Where a line contains the word "this", copy that line.

→ **Rows from a figure dataset**
------------------------------------

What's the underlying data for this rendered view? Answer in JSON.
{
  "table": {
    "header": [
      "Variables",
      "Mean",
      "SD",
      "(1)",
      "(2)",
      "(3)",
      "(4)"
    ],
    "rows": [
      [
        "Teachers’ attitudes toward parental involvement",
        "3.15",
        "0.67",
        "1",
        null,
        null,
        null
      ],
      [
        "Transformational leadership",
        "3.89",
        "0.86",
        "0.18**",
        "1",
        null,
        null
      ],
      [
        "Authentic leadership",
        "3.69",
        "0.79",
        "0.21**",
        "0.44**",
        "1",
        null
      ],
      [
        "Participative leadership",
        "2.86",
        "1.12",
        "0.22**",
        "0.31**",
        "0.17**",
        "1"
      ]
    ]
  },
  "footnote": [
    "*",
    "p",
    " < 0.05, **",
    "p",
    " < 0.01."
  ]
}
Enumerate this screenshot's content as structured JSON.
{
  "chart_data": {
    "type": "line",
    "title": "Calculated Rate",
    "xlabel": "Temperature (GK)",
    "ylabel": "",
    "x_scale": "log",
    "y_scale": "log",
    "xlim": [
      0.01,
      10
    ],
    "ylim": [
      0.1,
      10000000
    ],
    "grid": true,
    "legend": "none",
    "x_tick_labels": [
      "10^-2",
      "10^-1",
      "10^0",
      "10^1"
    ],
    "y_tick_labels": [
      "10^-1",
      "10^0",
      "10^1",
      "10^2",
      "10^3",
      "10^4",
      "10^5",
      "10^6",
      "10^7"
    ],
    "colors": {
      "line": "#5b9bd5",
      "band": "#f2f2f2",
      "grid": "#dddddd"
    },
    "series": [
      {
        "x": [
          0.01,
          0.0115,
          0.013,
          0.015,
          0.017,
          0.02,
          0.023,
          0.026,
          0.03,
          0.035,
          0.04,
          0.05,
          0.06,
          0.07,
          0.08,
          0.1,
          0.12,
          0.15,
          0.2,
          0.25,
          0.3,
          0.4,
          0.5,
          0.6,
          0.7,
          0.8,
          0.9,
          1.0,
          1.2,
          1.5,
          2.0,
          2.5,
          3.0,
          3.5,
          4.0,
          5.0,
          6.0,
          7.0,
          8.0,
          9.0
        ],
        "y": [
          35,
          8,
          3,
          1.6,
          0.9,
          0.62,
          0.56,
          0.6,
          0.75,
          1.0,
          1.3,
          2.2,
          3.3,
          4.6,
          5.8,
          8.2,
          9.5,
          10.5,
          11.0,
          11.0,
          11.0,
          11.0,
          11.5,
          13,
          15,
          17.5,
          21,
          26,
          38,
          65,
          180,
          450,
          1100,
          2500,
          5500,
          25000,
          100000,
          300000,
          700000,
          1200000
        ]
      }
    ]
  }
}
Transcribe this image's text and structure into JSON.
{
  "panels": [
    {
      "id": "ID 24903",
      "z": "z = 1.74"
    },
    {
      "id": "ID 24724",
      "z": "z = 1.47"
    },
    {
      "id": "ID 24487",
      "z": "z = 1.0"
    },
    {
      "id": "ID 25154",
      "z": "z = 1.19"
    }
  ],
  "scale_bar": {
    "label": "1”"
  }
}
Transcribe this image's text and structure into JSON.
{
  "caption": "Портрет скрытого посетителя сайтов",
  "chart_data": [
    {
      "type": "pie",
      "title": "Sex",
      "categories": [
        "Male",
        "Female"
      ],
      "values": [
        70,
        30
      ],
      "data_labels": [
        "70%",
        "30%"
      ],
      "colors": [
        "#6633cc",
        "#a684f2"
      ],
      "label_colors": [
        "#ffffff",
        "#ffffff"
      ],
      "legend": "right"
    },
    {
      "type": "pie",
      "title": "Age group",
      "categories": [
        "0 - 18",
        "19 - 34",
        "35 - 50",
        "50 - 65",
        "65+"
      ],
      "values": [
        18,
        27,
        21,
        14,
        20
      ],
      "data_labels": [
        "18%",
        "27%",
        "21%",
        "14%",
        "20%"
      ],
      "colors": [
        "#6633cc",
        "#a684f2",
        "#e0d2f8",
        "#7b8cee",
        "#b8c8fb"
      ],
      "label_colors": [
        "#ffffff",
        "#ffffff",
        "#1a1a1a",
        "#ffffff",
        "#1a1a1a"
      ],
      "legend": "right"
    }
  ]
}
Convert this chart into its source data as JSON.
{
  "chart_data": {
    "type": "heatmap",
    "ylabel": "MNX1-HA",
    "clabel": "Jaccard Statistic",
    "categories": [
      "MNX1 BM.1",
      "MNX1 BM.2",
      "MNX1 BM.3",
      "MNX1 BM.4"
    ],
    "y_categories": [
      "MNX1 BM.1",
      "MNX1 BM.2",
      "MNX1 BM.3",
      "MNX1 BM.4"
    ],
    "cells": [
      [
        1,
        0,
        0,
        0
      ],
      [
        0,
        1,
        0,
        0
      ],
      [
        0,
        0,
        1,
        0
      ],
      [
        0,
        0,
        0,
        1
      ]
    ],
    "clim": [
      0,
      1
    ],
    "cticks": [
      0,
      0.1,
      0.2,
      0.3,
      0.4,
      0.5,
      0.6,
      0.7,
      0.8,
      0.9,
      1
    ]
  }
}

------------------------------------

→ **Response to the exercise**
What's the underlying data for this rendered view? Answer in JSON.
Enumerate this screenshot's content as structured JSON.
Transcribe this image's text and structure into JSON.
Transcribe this image's text and structure into JSON.
Convert this chart into its source data as JSON.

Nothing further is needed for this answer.